● **WORK INSTRUCTIONS**
Reproduce the records below exactly, leaving out any pictures.

● **EXERCISE INPUT**
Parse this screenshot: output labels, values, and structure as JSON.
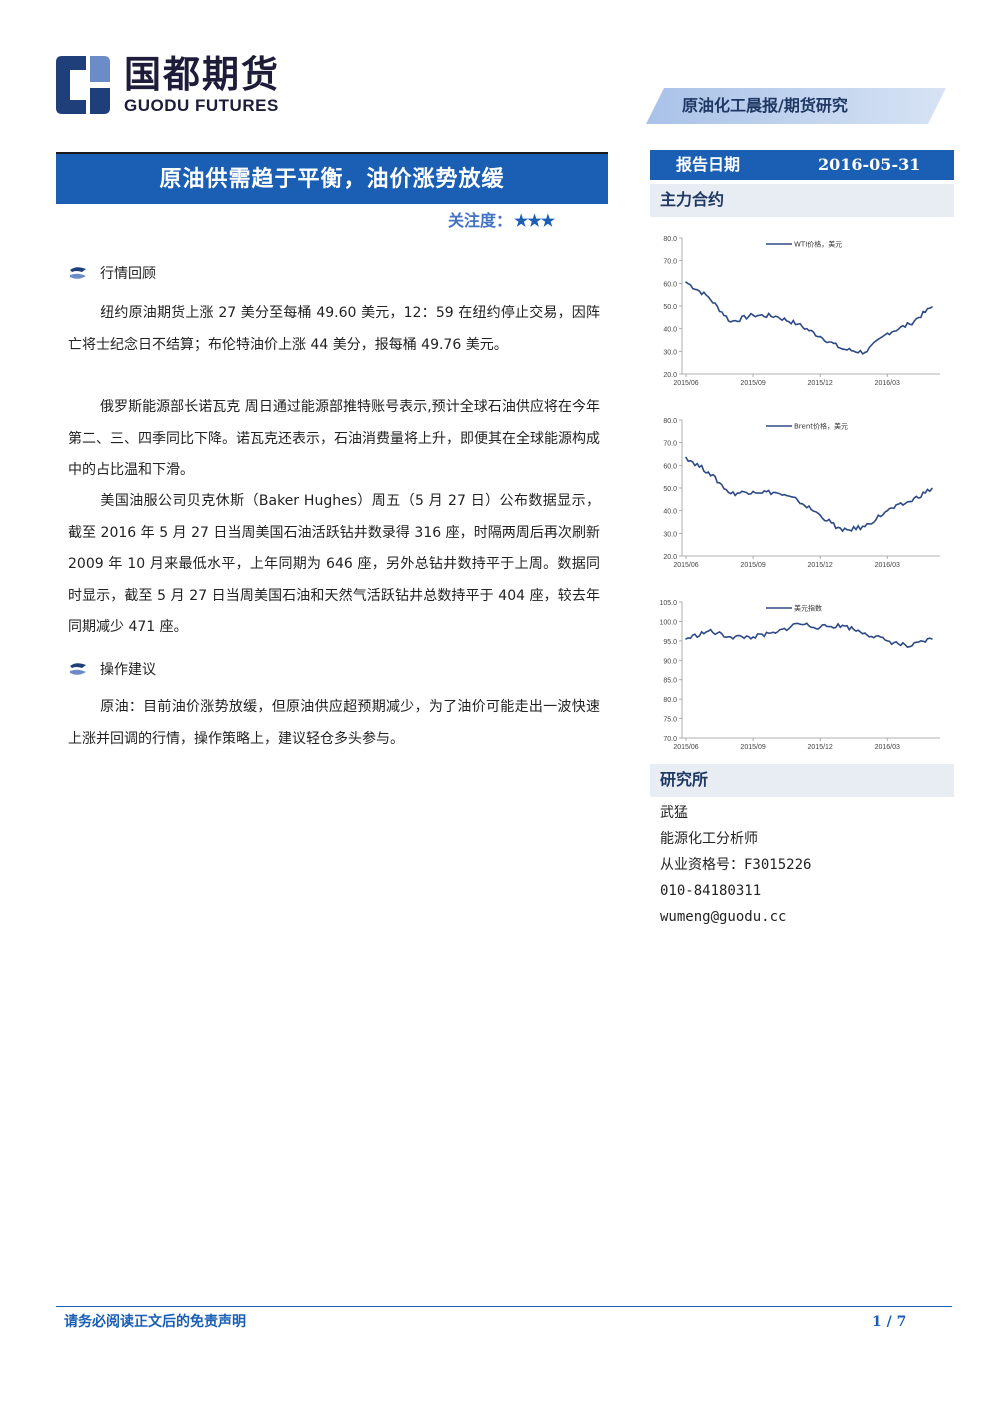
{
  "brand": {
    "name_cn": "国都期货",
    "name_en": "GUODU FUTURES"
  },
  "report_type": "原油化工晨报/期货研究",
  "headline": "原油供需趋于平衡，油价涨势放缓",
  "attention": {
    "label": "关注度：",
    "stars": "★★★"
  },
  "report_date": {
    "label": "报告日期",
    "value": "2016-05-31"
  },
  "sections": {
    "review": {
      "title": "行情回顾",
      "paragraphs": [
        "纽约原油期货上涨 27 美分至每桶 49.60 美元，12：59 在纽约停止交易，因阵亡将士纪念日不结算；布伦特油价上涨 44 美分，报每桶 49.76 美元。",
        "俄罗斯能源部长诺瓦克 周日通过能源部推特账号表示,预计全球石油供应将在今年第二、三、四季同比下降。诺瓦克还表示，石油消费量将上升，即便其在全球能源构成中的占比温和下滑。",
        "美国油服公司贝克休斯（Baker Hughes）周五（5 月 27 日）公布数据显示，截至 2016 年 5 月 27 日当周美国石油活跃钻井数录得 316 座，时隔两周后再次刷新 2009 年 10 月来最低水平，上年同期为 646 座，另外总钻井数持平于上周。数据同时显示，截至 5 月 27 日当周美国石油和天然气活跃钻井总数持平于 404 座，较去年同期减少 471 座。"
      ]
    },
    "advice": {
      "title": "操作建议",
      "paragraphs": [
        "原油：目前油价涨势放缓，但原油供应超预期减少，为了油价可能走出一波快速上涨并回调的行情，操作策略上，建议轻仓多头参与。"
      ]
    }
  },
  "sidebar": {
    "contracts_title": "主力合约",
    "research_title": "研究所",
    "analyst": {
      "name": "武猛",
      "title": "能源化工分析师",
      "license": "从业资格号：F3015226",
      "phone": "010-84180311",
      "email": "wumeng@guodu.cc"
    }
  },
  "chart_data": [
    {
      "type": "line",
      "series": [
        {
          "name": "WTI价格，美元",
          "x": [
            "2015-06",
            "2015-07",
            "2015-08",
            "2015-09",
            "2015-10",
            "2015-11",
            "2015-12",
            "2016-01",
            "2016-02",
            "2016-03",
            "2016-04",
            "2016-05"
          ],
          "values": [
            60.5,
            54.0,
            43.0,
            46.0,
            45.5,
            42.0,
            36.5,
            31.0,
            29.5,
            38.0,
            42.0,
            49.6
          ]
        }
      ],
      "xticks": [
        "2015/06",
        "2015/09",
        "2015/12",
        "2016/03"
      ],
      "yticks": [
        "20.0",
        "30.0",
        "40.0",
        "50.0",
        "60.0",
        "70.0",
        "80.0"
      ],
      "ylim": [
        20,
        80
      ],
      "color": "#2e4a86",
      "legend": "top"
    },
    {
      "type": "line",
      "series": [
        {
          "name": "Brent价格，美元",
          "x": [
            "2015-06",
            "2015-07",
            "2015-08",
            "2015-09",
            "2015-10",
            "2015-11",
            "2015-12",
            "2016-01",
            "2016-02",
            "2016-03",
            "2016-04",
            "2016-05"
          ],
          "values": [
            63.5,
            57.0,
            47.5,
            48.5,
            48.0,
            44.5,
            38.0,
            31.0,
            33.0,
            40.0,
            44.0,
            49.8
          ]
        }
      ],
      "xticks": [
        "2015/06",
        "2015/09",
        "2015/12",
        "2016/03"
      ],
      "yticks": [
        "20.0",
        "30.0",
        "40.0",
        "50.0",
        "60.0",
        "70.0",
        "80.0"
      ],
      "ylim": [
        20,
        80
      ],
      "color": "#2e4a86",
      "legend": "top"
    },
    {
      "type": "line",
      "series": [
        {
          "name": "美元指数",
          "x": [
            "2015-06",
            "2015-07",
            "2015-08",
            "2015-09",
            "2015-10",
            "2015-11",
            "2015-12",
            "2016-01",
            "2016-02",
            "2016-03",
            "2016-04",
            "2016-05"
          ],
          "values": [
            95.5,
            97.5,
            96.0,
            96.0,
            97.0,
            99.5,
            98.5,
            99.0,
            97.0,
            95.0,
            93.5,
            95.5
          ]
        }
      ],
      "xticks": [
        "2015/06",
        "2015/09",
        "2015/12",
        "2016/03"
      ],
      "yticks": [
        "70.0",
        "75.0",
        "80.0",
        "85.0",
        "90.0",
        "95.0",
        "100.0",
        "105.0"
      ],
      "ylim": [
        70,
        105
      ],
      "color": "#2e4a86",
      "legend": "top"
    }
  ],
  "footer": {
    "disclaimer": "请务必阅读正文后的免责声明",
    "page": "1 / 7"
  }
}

● **OUTPUT OF THE EXERCISE**
Parse this screenshot: output labels, values, and structure as JSON.
{
  "brand": {
    "name_cn": "国都期货",
    "name_en": "GUODU FUTURES"
  },
  "report_type": "原油化工晨报/期货研究",
  "headline": "原油供需趋于平衡，油价涨势放缓",
  "attention": {
    "label": "关注度：",
    "stars": "★★★"
  },
  "report_date": {
    "label": "报告日期",
    "value": "2016-05-31"
  },
  "sections": {
    "review": {
      "title": "行情回顾",
      "paragraphs": [
        "纽约原油期货上涨 27 美分至每桶 49.60 美元，12：59 在纽约停止交易，因阵亡将士纪念日不结算；布伦特油价上涨 44 美分，报每桶 49.76 美元。",
        "俄罗斯能源部长诺瓦克 周日通过能源部推特账号表示,预计全球石油供应将在今年第二、三、四季同比下降。诺瓦克还表示，石油消费量将上升，即便其在全球能源构成中的占比温和下滑。",
        "美国油服公司贝克休斯（Baker Hughes）周五（5 月 27 日）公布数据显示，截至 2016 年 5 月 27 日当周美国石油活跃钻井数录得 316 座，时隔两周后再次刷新 2009 年 10 月来最低水平，上年同期为 646 座，另外总钻井数持平于上周。数据同时显示，截至 5 月 27 日当周美国石油和天然气活跃钻井总数持平于 404 座，较去年同期减少 471 座。"
      ]
    },
    "advice": {
      "title": "操作建议",
      "paragraphs": [
        "原油：目前油价涨势放缓，但原油供应超预期减少，为了油价可能走出一波快速上涨并回调的行情，操作策略上，建议轻仓多头参与。"
      ]
    }
  },
  "sidebar": {
    "contracts_title": "主力合约",
    "research_title": "研究所",
    "analyst": {
      "name": "武猛",
      "title": "能源化工分析师",
      "license": "从业资格号：F3015226",
      "phone": "010-84180311",
      "email": "wumeng@guodu.cc"
    }
  },
  "chart_data": [
    {
      "type": "line",
      "series": [
        {
          "name": "WTI价格，美元",
          "x": [
            "2015-06",
            "2015-07",
            "2015-08",
            "2015-09",
            "2015-10",
            "2015-11",
            "2015-12",
            "2016-01",
            "2016-02",
            "2016-03",
            "2016-04",
            "2016-05"
          ],
          "values": [
            60.5,
            54.0,
            43.0,
            46.0,
            45.5,
            42.0,
            36.5,
            31.0,
            29.5,
            38.0,
            42.0,
            49.6
          ]
        }
      ],
      "xticks": [
        "2015/06",
        "2015/09",
        "2015/12",
        "2016/03"
      ],
      "yticks": [
        "20.0",
        "30.0",
        "40.0",
        "50.0",
        "60.0",
        "70.0",
        "80.0"
      ],
      "ylim": [
        20,
        80
      ],
      "color": "#2e4a86",
      "legend": "top"
    },
    {
      "type": "line",
      "series": [
        {
          "name": "Brent价格，美元",
          "x": [
            "2015-06",
            "2015-07",
            "2015-08",
            "2015-09",
            "2015-10",
            "2015-11",
            "2015-12",
            "2016-01",
            "2016-02",
            "2016-03",
            "2016-04",
            "2016-05"
          ],
          "values": [
            63.5,
            57.0,
            47.5,
            48.5,
            48.0,
            44.5,
            38.0,
            31.0,
            33.0,
            40.0,
            44.0,
            49.8
          ]
        }
      ],
      "xticks": [
        "2015/06",
        "2015/09",
        "2015/12",
        "2016/03"
      ],
      "yticks": [
        "20.0",
        "30.0",
        "40.0",
        "50.0",
        "60.0",
        "70.0",
        "80.0"
      ],
      "ylim": [
        20,
        80
      ],
      "color": "#2e4a86",
      "legend": "top"
    },
    {
      "type": "line",
      "series": [
        {
          "name": "美元指数",
          "x": [
            "2015-06",
            "2015-07",
            "2015-08",
            "2015-09",
            "2015-10",
            "2015-11",
            "2015-12",
            "2016-01",
            "2016-02",
            "2016-03",
            "2016-04",
            "2016-05"
          ],
          "values": [
            95.5,
            97.5,
            96.0,
            96.0,
            97.0,
            99.5,
            98.5,
            99.0,
            97.0,
            95.0,
            93.5,
            95.5
          ]
        }
      ],
      "xticks": [
        "2015/06",
        "2015/09",
        "2015/12",
        "2016/03"
      ],
      "yticks": [
        "70.0",
        "75.0",
        "80.0",
        "85.0",
        "90.0",
        "95.0",
        "100.0",
        "105.0"
      ],
      "ylim": [
        70,
        105
      ],
      "color": "#2e4a86",
      "legend": "top"
    }
  ],
  "footer": {
    "disclaimer": "请务必阅读正文后的免责声明",
    "page": "1 / 7"
  }
}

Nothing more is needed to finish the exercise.